# TEXTO FORNECIDO
A visão antropocêntrica do relacionamento entre o ser humano e a natureza foi identificada como uma das raízes da crise ecológica, mas Elizabeth faz uma precisão. O problema não é a visão centrada na humanidade (antropo-), mas no homem (andro-), ou seja, o problema real está no androcentrismo que hierarquiza as visões masculina e feminina da realidade.
Na raiz de uma vida mais ecológica estão três relacionamentos: 1) os seres humanos com a natureza; 2) os seres humanos entre si; 3) e os seres humanos com Deus. Mas quando dizemos “seres humanos” não podemos esquecer uma polaridade criativa entre o masculino e o feminino, que a nossa cultura explora ainda pouco pelo valor que realmente tem. Elizabeth diz que — «nós procuramos uma visão unificante que não estratifica o que é distinto em camadas superior-inferior, mas reconciliá-las em relacionamentos de mutualidade. Escutemos a sabedoria das mulheres, discernir o nosso parentesco com a terra, e recordar o Espírito, como passos vitais na direcção de uma ética ecológica e espiritual.»
Segundo Elizabeth, a experiência que as mulheres fazem de si mesmas tende a uma incorporação fundamental com os outros, acentuando a relacionalidade como um aspecto fundamental na compreensão que cada um de nós tem de si próprio. O modo como nos vemos, e vemos os outros, está ainda demasiado estruturado. Basta pensar como nos vários COP (conferência mundial dedica às alterações climáticas) se evidenciam as diferenças entre políticos e o povo, quando os políticos são tanto povo quanto todos os que não trabalham na política. A realidade mais profunda é a da «independência relacional, liberdade na relação, individualidade totalmente relacionada» — diz Elizabeth, de tal forma que isso influi na visão que temos do mundo e respectivas implicações para a que temos de Deus.
«Se a relação está no coração do universo, se a mutualidade é uma excelência moral, então, a divindade de Deus não consiste em ser superior ou estar contra, mas expressa-se em si mesma numa livre aproximação e num conectar-se em relação mútua.»

# INSTRUÇÕES A SEGUIR
Dê continuidade ao texto sobre androcentrismo e ética ecológica, começando logo depois da citação que o encerra.

# DADOS PARA ANÁLISE
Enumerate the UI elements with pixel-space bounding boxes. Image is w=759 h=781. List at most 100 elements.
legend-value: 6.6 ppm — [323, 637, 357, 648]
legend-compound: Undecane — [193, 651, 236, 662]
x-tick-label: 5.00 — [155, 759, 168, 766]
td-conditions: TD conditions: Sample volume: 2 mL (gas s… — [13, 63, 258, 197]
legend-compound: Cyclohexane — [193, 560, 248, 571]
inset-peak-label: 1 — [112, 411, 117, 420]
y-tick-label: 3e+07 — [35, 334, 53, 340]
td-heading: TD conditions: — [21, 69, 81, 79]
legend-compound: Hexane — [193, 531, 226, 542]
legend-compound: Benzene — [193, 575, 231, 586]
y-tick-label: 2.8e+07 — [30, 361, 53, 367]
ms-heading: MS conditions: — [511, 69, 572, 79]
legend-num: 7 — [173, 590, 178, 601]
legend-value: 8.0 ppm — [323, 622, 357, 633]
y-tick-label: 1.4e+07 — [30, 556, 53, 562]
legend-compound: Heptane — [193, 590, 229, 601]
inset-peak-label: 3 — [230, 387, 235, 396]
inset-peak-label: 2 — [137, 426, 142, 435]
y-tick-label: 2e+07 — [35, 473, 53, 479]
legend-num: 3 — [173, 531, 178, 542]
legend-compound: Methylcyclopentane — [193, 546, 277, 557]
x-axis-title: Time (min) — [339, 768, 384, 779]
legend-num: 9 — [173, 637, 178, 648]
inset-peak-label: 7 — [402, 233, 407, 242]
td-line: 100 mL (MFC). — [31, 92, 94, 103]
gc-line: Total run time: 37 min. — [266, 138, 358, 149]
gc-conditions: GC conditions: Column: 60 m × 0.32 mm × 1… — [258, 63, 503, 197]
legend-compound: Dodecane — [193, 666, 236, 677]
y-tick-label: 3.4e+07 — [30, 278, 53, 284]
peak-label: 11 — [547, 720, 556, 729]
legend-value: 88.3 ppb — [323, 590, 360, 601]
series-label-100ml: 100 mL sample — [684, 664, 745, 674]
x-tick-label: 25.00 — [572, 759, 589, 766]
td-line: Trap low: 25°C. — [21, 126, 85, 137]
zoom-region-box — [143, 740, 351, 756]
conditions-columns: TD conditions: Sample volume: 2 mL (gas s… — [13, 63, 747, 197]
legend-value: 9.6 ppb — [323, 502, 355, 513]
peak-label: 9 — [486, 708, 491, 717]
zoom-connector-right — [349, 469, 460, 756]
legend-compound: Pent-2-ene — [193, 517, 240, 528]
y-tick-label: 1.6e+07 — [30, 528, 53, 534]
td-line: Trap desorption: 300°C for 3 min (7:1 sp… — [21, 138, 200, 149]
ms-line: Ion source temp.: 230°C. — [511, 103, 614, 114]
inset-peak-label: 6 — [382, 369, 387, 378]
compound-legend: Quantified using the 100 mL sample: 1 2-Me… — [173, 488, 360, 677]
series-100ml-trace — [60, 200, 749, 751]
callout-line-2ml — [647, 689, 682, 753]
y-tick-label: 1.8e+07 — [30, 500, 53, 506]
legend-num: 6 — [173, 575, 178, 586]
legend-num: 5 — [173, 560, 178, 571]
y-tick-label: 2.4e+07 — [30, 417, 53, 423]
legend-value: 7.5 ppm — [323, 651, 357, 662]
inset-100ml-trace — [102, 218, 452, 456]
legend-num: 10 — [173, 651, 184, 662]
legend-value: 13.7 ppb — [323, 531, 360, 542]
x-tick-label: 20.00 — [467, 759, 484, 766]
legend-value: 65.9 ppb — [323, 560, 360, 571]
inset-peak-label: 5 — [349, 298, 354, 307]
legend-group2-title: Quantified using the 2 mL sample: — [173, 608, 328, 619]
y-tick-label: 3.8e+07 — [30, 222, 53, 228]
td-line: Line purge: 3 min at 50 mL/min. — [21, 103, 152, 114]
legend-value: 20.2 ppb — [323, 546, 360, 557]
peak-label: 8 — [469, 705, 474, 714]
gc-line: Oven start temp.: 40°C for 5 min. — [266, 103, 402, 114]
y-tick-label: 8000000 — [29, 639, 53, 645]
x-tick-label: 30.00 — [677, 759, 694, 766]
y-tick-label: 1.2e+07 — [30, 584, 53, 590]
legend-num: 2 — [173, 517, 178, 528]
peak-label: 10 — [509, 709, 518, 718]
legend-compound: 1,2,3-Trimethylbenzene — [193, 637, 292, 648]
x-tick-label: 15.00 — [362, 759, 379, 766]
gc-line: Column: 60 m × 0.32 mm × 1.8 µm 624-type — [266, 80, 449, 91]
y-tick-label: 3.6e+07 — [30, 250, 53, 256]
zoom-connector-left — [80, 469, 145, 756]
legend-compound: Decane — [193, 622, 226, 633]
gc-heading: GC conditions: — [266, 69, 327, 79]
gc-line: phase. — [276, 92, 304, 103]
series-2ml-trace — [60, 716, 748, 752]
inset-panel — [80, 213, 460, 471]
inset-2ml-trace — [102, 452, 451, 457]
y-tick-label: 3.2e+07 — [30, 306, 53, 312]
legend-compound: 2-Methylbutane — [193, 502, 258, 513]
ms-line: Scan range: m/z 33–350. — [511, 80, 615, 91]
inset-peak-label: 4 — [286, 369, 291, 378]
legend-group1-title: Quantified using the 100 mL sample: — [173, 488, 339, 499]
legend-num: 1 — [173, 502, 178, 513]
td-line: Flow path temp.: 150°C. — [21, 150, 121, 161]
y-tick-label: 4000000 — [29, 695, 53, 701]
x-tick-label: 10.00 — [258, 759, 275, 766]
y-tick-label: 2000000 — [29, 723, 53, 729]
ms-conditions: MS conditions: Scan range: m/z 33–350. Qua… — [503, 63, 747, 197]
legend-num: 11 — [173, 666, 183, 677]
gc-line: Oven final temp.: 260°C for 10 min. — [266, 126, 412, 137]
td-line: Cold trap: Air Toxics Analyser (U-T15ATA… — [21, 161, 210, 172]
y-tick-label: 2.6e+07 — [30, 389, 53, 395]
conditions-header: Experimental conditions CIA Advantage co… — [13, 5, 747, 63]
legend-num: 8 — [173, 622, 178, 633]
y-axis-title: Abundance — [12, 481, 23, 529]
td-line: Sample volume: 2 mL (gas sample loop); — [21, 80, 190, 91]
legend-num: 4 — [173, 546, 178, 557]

# RESPOSTA AO EXERCÍCIO
A intuição da interconectividade entre todas as coisas é um contributo fundamental da experiência feminina de vida que desconstrói os dualismos hierárquicos que têm dominado o nosso modo de pensar ecológico, em vez de dar lugar a um círculo de mútua interconexão entre tudo o que se relaciona no mundo. Aliás, as reservas que sempre tive em relação ao modelo do ser humano com “administrador responsável” (ainda presente na Laudato Si’ n. 116), devem-se ao facto de ser uma expressão que mantém a estrutura hierárquica, em vez da comunitária que mais se aproxima da realidade e que uma visão feminina pode ajudar a interiorizar. Como afirma Elizabeth —
«Se a separação não é o ideal, mas a conexão; se o dualismo não é o ideal, mas o abraço relacional da diversidade; se a hierarquia não é o ideal, mas o mutualismo; então, o modelo de parentesco é o que mais se aproxima da realidade. Esse vê os seres humanos e a terra, com todas as suas criaturas, intrinsecamente relacionados como companheiros numa comunidade de vida. Pela razão de estarmos todos mutuamente interconectados, o florescimento ou dano feito a um, em última análise, afecta todos. Esta atitude de parentesco não mede as diferenças numa escala de dignidade ontológica mais elevada ou mais baixa, mas aprecia-as como elementos integrais no robusto prosperar do todo.»
O sentido de comunidade que provém da visão feminina está inscrito na realidade ao seu nível mais profundo. Todos provimos do mesmo pó das estrelas (até Deus quando se faz homem em Jesus). Todos somos irmãos, não apenas os que pertecem à mesma espécie. Todos perfazemos uma comunidade de vida mutuamente interdependente que impulsiona a evolução da história do planeta e do universo. A ideia de Elizabeth de reconhecer e explorar a visão do feminino para melhorar o diálogo entre ciência e fé é típico do ser materno. Aquele timbre feminino que procura sempre reconciliar os que, por vezes, esquecem serem irmãos.
Bibliografia:
Elizabeth A. Jonhson, “Women, Earth, and Creator Spirit”, Paulist Press, 1993.